#### [DIRECTION]
Copy all lines in which the word "Empirical" can be found.

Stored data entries
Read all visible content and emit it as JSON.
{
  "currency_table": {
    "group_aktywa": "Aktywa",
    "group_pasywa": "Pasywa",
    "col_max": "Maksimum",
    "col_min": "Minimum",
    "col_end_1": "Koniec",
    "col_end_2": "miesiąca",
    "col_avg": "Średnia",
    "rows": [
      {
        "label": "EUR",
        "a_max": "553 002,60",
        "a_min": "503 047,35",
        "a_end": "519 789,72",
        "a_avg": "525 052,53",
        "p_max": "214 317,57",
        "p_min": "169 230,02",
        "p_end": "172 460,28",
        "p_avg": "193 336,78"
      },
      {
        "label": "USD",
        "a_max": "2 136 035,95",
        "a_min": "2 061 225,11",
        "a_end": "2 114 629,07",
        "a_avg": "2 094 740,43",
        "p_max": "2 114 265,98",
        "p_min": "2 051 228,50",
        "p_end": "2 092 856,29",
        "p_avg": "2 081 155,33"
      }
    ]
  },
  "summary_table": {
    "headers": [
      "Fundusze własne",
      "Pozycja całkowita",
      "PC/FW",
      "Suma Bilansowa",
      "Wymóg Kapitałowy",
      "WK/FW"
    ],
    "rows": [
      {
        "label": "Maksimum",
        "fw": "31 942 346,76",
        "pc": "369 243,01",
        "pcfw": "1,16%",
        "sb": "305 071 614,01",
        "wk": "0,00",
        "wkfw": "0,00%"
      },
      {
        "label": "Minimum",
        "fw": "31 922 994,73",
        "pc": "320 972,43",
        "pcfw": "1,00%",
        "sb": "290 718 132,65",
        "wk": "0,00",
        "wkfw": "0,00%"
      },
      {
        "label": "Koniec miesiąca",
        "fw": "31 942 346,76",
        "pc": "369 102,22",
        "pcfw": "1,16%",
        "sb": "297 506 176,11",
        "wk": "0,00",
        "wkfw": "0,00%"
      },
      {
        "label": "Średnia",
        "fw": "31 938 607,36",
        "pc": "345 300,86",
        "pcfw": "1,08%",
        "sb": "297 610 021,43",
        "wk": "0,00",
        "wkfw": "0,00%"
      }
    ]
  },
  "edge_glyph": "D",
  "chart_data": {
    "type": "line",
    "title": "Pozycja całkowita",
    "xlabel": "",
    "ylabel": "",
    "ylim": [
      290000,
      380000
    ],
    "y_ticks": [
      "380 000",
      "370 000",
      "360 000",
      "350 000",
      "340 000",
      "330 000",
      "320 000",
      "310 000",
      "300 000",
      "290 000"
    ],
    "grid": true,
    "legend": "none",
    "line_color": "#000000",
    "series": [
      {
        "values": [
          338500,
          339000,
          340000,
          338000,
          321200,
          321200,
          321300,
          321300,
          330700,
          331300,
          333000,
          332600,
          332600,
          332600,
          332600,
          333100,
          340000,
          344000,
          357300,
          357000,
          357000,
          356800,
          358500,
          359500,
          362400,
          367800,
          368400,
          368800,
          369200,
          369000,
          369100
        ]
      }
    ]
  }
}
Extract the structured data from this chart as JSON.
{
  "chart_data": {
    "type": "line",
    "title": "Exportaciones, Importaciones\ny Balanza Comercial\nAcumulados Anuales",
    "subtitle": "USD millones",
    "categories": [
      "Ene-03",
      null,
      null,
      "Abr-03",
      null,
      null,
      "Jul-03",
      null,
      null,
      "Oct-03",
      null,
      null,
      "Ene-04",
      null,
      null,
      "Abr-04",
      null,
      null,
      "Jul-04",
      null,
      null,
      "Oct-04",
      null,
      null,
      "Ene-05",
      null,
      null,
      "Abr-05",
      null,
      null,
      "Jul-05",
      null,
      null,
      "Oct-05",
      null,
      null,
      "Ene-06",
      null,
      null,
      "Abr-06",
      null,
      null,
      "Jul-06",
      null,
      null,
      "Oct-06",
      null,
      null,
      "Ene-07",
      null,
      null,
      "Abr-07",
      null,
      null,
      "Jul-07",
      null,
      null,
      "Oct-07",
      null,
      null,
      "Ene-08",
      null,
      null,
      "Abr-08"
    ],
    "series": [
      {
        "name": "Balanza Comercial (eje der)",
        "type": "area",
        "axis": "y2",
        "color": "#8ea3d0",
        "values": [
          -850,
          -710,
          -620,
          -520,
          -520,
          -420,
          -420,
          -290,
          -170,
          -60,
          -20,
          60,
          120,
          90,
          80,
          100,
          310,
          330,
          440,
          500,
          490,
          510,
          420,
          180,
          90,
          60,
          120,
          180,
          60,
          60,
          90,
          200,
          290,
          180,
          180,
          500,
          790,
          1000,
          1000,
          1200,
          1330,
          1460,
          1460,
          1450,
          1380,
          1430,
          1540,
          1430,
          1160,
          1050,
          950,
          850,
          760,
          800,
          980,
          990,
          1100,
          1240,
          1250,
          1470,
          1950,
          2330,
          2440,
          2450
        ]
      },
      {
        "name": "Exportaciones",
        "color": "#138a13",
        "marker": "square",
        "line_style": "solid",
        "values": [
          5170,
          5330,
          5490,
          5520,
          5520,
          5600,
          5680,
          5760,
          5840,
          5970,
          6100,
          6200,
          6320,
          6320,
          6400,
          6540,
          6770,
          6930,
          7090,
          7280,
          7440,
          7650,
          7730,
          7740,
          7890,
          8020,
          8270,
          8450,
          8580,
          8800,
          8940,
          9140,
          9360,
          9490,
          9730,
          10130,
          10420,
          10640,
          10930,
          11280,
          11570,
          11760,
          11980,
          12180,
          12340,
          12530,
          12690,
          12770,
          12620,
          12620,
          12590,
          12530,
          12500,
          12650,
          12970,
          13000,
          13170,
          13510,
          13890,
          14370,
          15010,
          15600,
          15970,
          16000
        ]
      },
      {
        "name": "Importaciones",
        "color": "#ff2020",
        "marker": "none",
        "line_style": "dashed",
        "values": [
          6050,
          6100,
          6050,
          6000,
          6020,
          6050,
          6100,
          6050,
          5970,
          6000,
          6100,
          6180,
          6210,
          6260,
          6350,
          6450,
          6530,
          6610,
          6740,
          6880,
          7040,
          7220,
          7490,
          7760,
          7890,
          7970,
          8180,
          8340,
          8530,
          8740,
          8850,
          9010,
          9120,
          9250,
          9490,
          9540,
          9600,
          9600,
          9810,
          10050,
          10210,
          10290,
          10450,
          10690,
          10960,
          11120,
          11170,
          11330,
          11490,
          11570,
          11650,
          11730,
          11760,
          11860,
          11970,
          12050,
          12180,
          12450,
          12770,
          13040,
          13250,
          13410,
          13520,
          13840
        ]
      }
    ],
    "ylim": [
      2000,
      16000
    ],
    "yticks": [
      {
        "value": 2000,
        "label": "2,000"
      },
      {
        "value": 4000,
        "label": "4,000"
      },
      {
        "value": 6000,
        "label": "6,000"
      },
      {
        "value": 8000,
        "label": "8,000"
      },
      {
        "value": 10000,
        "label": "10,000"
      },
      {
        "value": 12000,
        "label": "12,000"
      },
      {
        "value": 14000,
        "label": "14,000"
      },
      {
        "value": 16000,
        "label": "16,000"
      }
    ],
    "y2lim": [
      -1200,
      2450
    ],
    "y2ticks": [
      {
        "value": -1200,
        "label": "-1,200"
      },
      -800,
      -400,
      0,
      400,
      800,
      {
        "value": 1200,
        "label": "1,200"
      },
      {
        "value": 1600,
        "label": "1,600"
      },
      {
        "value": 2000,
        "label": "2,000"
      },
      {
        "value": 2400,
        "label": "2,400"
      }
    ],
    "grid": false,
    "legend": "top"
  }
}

==

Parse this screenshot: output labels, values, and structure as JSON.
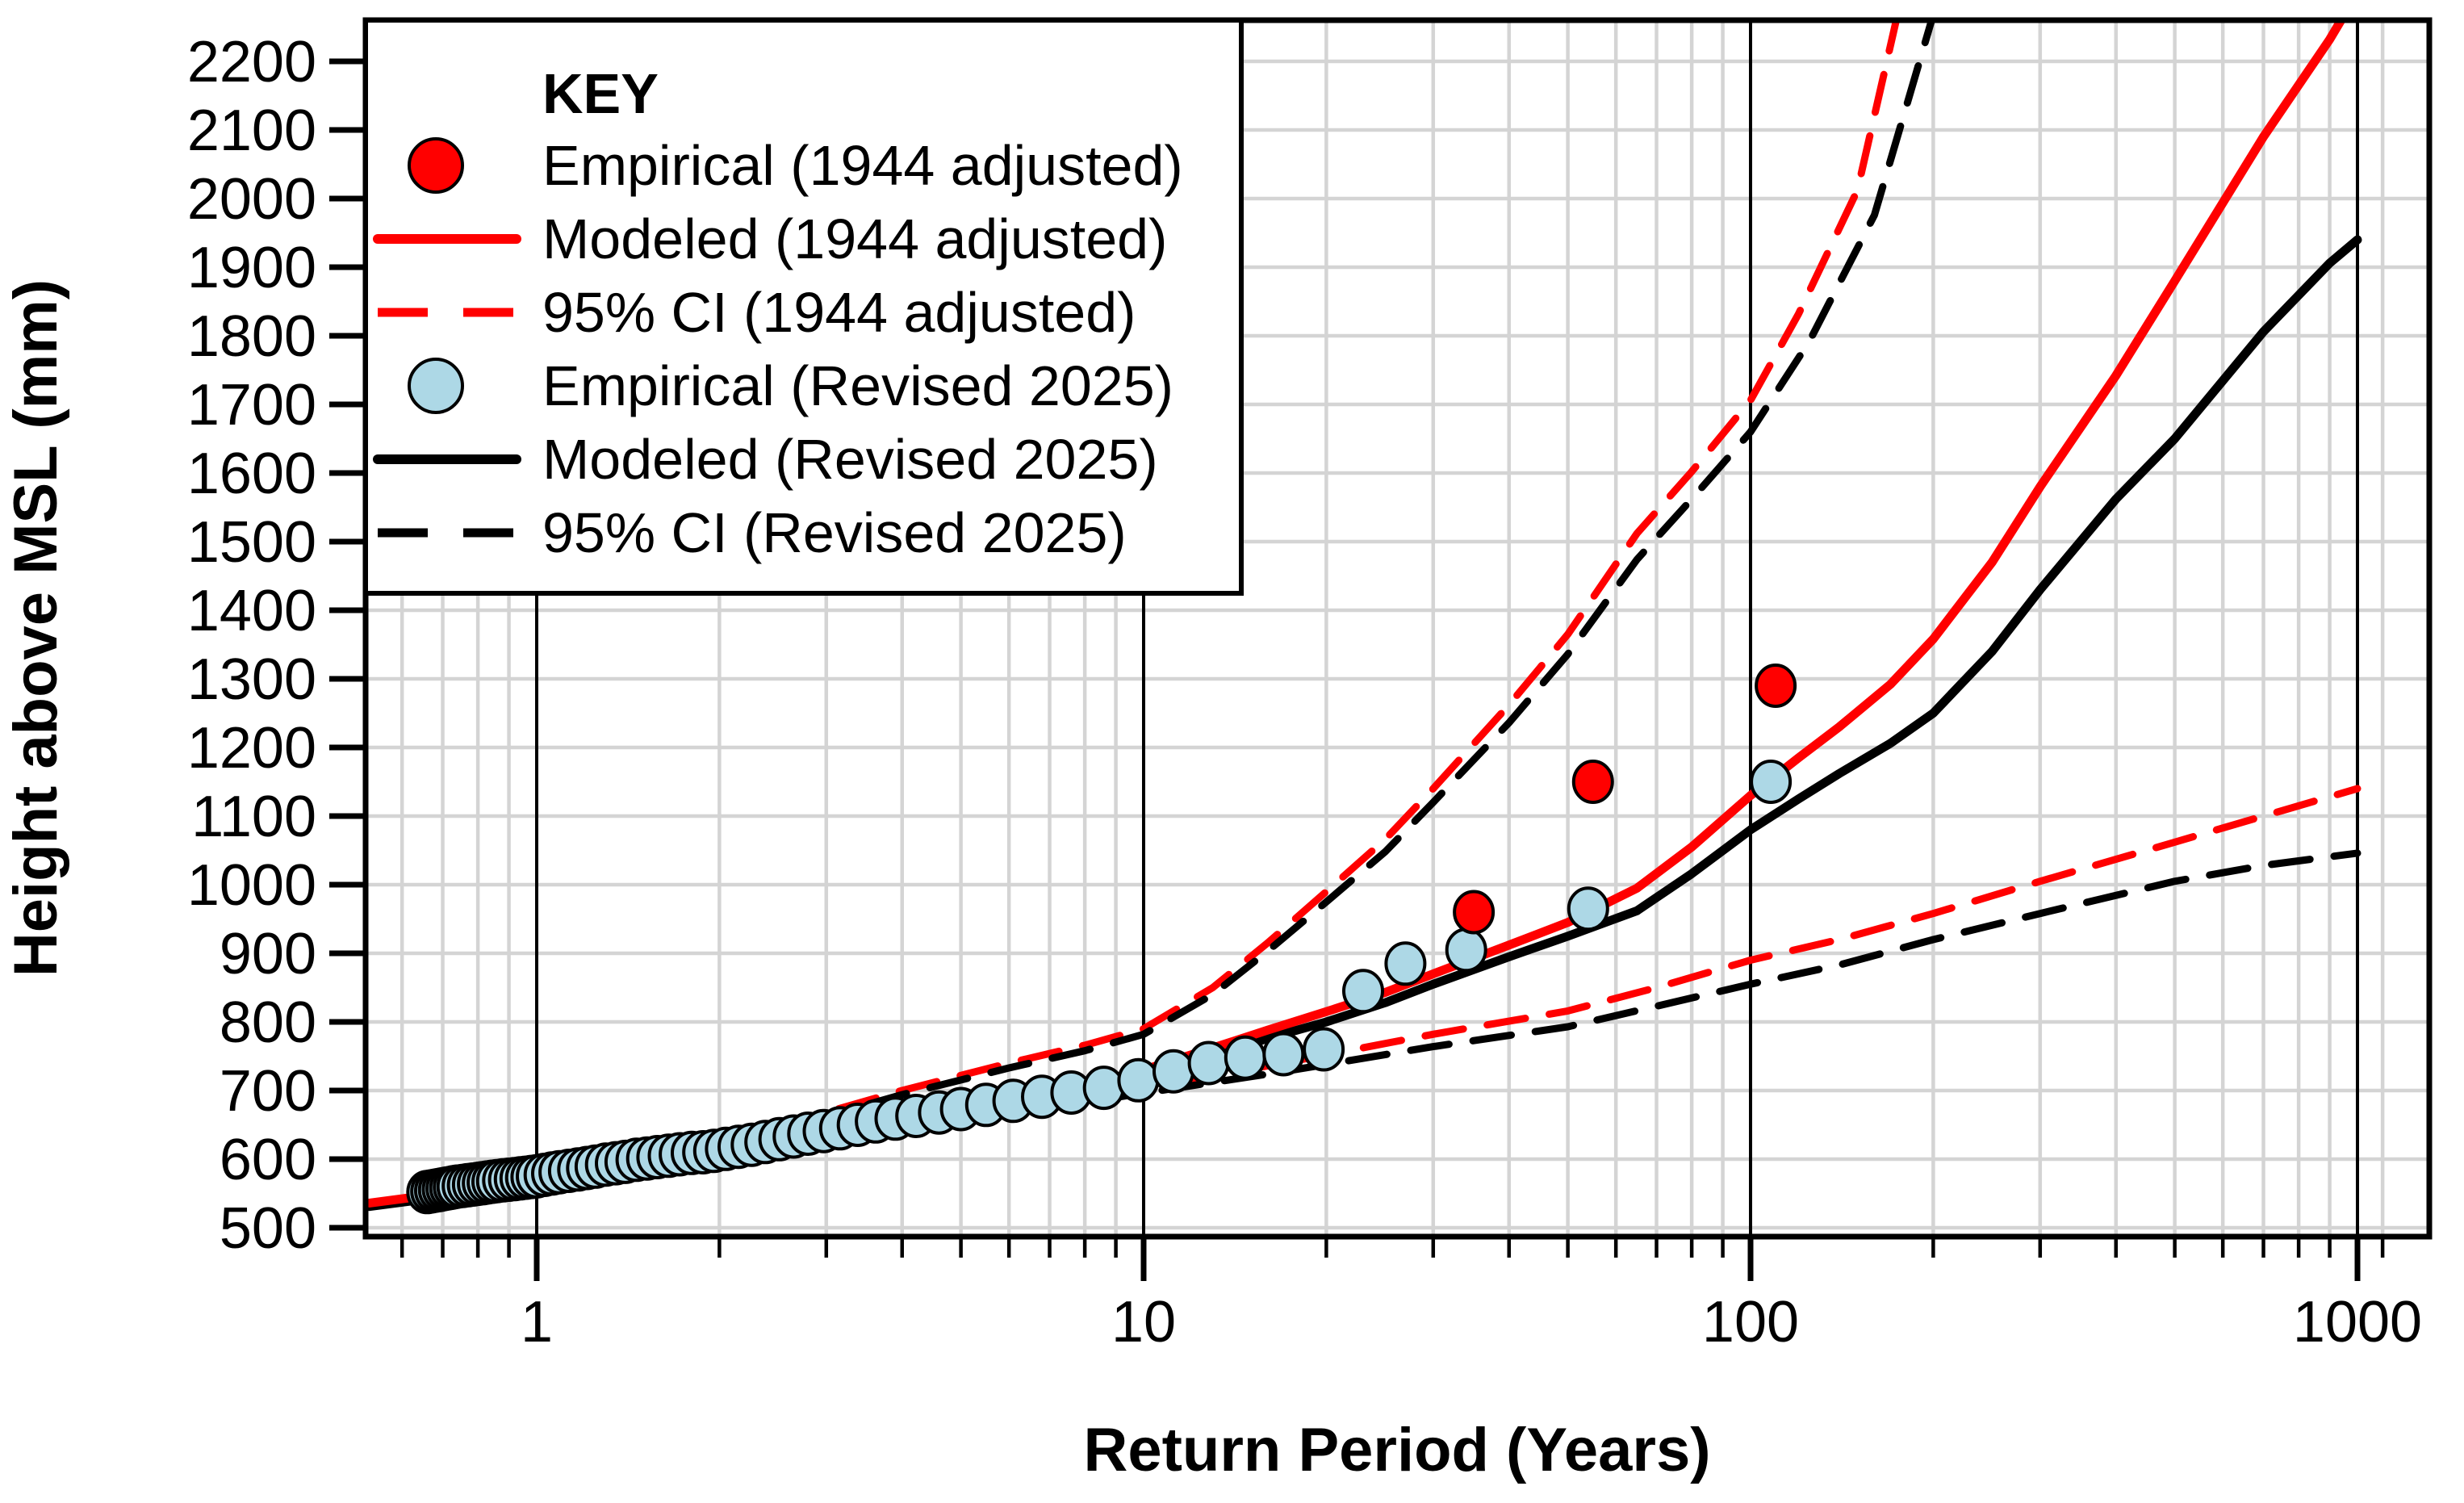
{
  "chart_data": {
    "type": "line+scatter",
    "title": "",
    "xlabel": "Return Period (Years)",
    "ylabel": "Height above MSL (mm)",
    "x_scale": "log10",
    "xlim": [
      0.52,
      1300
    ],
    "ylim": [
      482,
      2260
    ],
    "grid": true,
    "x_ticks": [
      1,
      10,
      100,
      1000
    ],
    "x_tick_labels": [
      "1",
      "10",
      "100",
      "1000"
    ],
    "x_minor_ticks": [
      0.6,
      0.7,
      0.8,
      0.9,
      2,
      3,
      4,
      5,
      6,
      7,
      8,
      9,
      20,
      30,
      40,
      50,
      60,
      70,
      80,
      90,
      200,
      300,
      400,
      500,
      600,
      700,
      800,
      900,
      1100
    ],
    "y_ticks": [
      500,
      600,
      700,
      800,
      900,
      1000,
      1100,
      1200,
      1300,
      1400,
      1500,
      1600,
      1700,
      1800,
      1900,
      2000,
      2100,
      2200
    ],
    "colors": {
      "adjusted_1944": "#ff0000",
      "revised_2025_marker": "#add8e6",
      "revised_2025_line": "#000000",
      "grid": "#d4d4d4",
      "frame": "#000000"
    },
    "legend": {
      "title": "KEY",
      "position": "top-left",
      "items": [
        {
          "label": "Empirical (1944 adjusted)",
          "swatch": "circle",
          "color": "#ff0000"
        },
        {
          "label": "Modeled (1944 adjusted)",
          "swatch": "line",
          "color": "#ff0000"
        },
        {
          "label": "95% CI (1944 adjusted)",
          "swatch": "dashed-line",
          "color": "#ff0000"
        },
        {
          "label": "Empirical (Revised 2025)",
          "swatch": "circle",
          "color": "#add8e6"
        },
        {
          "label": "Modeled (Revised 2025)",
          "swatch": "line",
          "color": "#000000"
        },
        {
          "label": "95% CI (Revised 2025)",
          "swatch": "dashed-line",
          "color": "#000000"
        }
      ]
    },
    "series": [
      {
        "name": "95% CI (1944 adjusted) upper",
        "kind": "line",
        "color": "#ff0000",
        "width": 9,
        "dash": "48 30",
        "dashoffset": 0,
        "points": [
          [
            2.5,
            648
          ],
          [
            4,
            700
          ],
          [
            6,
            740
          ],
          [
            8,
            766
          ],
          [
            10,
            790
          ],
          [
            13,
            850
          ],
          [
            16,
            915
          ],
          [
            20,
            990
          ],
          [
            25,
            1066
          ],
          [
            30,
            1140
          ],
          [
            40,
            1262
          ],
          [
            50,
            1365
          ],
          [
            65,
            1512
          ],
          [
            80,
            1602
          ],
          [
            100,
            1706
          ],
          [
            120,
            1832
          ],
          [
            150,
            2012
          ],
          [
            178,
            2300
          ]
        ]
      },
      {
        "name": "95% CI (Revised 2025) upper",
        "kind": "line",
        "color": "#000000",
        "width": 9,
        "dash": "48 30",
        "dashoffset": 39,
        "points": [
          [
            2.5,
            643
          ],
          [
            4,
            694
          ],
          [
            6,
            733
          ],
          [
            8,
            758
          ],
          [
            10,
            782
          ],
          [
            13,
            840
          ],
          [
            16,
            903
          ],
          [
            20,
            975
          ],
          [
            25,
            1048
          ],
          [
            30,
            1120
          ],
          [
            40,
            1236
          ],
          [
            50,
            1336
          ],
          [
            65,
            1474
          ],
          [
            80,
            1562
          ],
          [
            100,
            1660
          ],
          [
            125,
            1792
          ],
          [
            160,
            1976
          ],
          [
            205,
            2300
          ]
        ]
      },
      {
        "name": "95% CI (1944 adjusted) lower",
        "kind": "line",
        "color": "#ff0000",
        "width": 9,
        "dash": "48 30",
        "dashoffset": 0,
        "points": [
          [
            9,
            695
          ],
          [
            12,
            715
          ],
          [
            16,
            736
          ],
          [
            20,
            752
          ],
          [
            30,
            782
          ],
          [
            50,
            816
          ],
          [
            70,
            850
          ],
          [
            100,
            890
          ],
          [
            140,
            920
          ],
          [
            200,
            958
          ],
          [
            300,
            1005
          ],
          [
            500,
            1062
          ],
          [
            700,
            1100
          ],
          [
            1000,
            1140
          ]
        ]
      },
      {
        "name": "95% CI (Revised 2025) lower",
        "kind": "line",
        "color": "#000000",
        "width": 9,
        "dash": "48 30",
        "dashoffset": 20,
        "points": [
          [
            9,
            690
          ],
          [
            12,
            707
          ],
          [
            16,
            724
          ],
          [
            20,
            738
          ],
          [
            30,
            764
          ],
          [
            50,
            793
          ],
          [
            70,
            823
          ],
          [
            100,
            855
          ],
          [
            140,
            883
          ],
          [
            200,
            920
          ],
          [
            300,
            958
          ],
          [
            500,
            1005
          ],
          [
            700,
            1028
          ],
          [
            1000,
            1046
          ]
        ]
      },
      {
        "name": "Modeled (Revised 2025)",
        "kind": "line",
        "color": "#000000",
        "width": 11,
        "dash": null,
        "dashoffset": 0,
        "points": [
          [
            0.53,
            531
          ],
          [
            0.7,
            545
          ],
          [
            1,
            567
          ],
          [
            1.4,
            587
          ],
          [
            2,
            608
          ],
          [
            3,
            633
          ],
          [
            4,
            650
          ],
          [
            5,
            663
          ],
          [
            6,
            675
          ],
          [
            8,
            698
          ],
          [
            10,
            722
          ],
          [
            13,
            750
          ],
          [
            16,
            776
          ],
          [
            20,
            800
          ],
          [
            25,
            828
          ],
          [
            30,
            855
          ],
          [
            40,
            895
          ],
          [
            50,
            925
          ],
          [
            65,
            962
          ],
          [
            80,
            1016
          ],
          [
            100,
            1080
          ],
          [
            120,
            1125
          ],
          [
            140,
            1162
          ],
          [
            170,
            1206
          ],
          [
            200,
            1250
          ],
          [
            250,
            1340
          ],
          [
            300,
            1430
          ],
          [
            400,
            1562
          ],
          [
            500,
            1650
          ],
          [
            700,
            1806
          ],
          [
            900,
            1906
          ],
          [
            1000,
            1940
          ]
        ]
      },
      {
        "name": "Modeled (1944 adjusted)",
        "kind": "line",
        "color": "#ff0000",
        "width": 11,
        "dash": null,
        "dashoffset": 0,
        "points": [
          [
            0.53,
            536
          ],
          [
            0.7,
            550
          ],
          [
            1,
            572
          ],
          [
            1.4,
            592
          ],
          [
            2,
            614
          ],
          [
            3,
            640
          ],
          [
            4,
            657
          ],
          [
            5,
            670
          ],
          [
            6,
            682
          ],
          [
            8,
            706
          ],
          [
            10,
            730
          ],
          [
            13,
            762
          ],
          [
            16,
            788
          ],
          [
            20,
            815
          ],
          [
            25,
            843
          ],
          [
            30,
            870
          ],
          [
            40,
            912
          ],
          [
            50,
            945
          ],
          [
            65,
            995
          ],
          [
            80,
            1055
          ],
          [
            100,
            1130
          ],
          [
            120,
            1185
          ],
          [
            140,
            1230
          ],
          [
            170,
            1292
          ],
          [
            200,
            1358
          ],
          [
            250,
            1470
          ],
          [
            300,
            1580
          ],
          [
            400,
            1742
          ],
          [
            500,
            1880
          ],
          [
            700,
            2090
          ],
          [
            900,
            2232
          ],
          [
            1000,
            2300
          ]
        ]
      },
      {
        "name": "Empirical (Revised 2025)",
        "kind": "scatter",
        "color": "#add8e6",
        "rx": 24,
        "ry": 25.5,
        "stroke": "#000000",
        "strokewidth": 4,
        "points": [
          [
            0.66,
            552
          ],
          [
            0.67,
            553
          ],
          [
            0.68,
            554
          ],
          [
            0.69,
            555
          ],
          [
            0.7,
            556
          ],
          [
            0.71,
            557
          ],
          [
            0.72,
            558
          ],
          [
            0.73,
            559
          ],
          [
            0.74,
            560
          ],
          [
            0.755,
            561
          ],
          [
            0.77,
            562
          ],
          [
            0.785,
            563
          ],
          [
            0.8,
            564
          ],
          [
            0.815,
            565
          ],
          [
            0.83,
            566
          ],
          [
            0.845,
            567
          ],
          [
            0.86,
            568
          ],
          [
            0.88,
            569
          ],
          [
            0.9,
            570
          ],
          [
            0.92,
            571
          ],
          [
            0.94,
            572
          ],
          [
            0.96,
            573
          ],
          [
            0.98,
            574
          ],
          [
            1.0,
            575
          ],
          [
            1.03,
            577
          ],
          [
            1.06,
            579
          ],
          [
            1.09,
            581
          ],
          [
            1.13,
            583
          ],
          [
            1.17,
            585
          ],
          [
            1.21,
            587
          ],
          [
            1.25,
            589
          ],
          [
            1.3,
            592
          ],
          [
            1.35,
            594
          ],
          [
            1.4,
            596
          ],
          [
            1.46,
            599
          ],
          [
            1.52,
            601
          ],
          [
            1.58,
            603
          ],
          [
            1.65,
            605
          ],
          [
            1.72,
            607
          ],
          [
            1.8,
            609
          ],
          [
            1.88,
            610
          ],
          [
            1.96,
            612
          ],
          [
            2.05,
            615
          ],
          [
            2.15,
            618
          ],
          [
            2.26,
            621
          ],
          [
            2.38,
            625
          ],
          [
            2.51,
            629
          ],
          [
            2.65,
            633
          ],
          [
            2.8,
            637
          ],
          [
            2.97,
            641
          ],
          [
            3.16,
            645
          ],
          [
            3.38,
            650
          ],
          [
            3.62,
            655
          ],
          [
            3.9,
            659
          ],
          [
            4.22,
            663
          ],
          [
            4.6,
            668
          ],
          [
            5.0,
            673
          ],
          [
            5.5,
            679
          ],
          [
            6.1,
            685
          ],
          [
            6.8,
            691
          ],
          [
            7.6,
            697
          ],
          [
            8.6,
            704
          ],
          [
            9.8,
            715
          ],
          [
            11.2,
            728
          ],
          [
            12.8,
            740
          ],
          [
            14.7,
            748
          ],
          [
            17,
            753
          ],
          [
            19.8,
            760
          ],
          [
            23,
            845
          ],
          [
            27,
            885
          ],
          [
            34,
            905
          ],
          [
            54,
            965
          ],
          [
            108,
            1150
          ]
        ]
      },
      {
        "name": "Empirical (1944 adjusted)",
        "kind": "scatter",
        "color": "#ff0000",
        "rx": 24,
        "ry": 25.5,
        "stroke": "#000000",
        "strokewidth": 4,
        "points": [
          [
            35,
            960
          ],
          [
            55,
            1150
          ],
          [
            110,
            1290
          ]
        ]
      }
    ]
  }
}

#### [RESULT OF THE EXERCISE]
          "label": "Empirical (1944 adjusted)",
          "label": "Empirical (Revised 2025)",
        "name": "Empirical (Revised 2025)",
        "name": "Empirical (1944 adjusted)",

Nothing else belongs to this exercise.